EXERCISE OBJECTIVE
Repeat the whole listing exactly as written.

INPUT RECORDS

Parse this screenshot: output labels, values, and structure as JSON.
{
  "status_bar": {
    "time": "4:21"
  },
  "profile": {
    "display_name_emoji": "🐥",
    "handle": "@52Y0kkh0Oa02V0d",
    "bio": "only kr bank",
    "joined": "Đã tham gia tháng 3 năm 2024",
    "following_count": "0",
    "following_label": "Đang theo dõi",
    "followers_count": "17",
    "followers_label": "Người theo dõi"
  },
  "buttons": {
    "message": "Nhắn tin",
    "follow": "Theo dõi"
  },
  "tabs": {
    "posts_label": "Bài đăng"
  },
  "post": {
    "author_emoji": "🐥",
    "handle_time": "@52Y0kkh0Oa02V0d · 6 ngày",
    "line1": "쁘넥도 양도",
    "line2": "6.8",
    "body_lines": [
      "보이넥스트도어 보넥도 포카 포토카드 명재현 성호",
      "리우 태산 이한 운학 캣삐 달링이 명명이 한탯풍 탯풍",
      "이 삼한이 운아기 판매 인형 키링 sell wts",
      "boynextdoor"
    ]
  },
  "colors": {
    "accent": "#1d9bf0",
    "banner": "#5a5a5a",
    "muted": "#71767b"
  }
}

TASK SOLUTION
Parse this screenshot: output labels, values, and structure as JSON.
{
  "status_bar": {
    "time": "4:21"
  },
  "profile": {
    "display_name_emoji": "🐥",
    "handle": "@52Y0kkh0Oa02V0d",
    "bio": "only kr bank",
    "joined": "Đã tham gia tháng 3 năm 2024",
    "following_count": "0",
    "following_label": "Đang theo dõi",
    "followers_count": "17",
    "followers_label": "Người theo dõi"
  },
  "buttons": {
    "message": "Nhắn tin",
    "follow": "Theo dõi"
  },
  "tabs": {
    "posts_label": "Bài đăng"
  },
  "post": {
    "author_emoji": "🐥",
    "handle_time": "@52Y0kkh0Oa02V0d · 6 ngày",
    "line1": "쁘넥도 양도",
    "line2": "6.8",
    "body_lines": [
      "보이넥스트도어 보넥도 포카 포토카드 명재현 성호",
      "리우 태산 이한 운학 캣삐 달링이 명명이 한탯풍 탯풍",
      "이 삼한이 운아기 판매 인형 키링 sell wts",
      "boynextdoor"
    ]
  },
  "colors": {
    "accent": "#1d9bf0",
    "banner": "#5a5a5a",
    "muted": "#71767b"
  }
}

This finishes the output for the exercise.